╭─ Material to process

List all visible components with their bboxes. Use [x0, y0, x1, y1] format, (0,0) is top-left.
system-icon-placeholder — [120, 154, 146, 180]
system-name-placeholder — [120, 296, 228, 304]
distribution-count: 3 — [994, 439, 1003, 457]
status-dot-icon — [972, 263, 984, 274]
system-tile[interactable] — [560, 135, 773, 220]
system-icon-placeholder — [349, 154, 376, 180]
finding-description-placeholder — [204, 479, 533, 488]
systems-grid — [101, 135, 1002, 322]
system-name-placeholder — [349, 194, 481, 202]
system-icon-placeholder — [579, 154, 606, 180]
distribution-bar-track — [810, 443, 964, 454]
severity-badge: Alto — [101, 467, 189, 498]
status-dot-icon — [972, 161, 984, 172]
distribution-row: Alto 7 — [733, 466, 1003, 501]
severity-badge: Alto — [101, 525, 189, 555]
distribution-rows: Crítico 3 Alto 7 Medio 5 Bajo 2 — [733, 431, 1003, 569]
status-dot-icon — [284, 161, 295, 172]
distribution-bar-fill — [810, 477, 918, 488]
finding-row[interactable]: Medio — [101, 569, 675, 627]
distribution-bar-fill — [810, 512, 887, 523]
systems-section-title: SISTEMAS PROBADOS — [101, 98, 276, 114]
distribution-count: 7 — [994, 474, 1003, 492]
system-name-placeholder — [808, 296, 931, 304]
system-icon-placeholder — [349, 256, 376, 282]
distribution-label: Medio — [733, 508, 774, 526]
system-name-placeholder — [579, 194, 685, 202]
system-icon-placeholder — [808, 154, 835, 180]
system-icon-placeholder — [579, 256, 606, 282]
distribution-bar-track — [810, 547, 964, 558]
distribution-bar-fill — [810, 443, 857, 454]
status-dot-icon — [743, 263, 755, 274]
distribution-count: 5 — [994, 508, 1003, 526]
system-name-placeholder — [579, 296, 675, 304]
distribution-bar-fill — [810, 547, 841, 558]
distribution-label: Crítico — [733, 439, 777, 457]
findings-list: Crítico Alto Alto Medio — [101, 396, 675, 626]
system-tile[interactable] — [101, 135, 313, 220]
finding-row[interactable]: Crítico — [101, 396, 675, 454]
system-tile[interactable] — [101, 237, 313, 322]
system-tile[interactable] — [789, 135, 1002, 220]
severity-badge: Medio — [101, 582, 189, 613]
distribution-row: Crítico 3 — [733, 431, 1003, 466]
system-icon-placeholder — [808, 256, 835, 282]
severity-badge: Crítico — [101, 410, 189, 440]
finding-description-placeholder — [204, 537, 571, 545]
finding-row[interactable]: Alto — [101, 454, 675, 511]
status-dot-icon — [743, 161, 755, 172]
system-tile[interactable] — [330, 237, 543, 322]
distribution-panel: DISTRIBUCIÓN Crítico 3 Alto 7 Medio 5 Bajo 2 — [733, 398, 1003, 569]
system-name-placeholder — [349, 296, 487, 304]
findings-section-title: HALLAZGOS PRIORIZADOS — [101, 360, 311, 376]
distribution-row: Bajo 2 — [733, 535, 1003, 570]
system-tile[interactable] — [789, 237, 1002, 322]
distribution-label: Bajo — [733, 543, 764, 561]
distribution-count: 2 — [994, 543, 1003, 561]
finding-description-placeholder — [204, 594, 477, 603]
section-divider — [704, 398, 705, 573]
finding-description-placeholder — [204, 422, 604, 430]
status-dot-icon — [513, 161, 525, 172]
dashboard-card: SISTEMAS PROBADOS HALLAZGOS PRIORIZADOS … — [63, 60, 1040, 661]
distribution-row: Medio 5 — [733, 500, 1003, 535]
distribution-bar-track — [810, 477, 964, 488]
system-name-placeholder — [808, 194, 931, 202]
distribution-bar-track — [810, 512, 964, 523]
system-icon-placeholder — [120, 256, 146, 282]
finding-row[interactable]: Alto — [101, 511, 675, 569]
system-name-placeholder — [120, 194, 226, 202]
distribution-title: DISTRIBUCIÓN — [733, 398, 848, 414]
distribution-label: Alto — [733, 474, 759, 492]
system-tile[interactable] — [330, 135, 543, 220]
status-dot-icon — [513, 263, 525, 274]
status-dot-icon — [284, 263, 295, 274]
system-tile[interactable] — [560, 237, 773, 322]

╰─

Edit the lines above so that every "Medio" becomes "Moderado", leaving everything else unchanged.

Answer in full
List all visible components with their bboxes. Use [x0, y0, x1, y1] format, (0,0) is top-left.
system-icon-placeholder — [120, 154, 146, 180]
system-name-placeholder — [120, 296, 228, 304]
distribution-count: 3 — [994, 439, 1003, 457]
status-dot-icon — [972, 263, 984, 274]
system-tile[interactable] — [560, 135, 773, 220]
system-icon-placeholder — [349, 154, 376, 180]
finding-description-placeholder — [204, 479, 533, 488]
systems-grid — [101, 135, 1002, 322]
system-name-placeholder — [349, 194, 481, 202]
system-icon-placeholder — [579, 154, 606, 180]
distribution-bar-track — [810, 443, 964, 454]
severity-badge: Alto — [101, 467, 189, 498]
status-dot-icon — [972, 161, 984, 172]
distribution-row: Alto 7 — [733, 466, 1003, 501]
severity-badge: Alto — [101, 525, 189, 555]
distribution-rows: Crítico 3 Alto 7 Moderado 5 Bajo 2 — [733, 431, 1003, 569]
status-dot-icon — [284, 161, 295, 172]
distribution-bar-fill — [810, 477, 918, 488]
finding-row[interactable]: Moderado — [101, 569, 675, 627]
distribution-bar-fill — [810, 512, 887, 523]
systems-section-title: SISTEMAS PROBADOS — [101, 98, 276, 114]
distribution-count: 7 — [994, 474, 1003, 492]
system-name-placeholder — [808, 296, 931, 304]
system-icon-placeholder — [349, 256, 376, 282]
distribution-label: Moderado — [733, 508, 774, 526]
system-name-placeholder — [579, 194, 685, 202]
system-icon-placeholder — [808, 154, 835, 180]
system-icon-placeholder — [579, 256, 606, 282]
distribution-bar-track — [810, 547, 964, 558]
distribution-bar-fill — [810, 443, 857, 454]
status-dot-icon — [743, 263, 755, 274]
distribution-count: 5 — [994, 508, 1003, 526]
system-name-placeholder — [579, 296, 675, 304]
distribution-bar-fill — [810, 547, 841, 558]
distribution-label: Crítico — [733, 439, 777, 457]
findings-list: Crítico Alto Alto Moderado — [101, 396, 675, 626]
system-tile[interactable] — [101, 135, 313, 220]
finding-row[interactable]: Crítico — [101, 396, 675, 454]
system-tile[interactable] — [101, 237, 313, 322]
system-tile[interactable] — [789, 135, 1002, 220]
severity-badge: Moderado — [101, 582, 189, 613]
distribution-row: Crítico 3 — [733, 431, 1003, 466]
system-icon-placeholder — [808, 256, 835, 282]
severity-badge: Crítico — [101, 410, 189, 440]
finding-description-placeholder — [204, 537, 571, 545]
finding-row[interactable]: Alto — [101, 454, 675, 511]
status-dot-icon — [743, 161, 755, 172]
system-tile[interactable] — [330, 237, 543, 322]
distribution-panel: DISTRIBUCIÓN Crítico 3 Alto 7 Moderado 5 Bajo 2 — [733, 398, 1003, 569]
system-name-placeholder — [349, 296, 487, 304]
findings-section-title: HALLAZGOS PRIORIZADOS — [101, 360, 311, 376]
distribution-row: Bajo 2 — [733, 535, 1003, 570]
system-tile[interactable] — [789, 237, 1002, 322]
distribution-label: Bajo — [733, 543, 764, 561]
distribution-count: 2 — [994, 543, 1003, 561]
finding-description-placeholder — [204, 594, 477, 603]
section-divider — [704, 398, 705, 573]
finding-description-placeholder — [204, 422, 604, 430]
status-dot-icon — [513, 161, 525, 172]
dashboard-card: SISTEMAS PROBADOS HALLAZGOS PRIORIZADOS … — [63, 60, 1040, 661]
distribution-row: Moderado 5 — [733, 500, 1003, 535]
distribution-bar-track — [810, 477, 964, 488]
system-name-placeholder — [808, 194, 931, 202]
distribution-bar-track — [810, 512, 964, 523]
system-icon-placeholder — [120, 256, 146, 282]
finding-row[interactable]: Alto — [101, 511, 675, 569]
system-name-placeholder — [120, 194, 226, 202]
distribution-title: DISTRIBUCIÓN — [733, 398, 848, 414]
distribution-label: Alto — [733, 474, 759, 492]
system-tile[interactable] — [330, 135, 543, 220]
status-dot-icon — [513, 263, 525, 274]
status-dot-icon — [284, 263, 295, 274]
system-tile[interactable] — [560, 237, 773, 322]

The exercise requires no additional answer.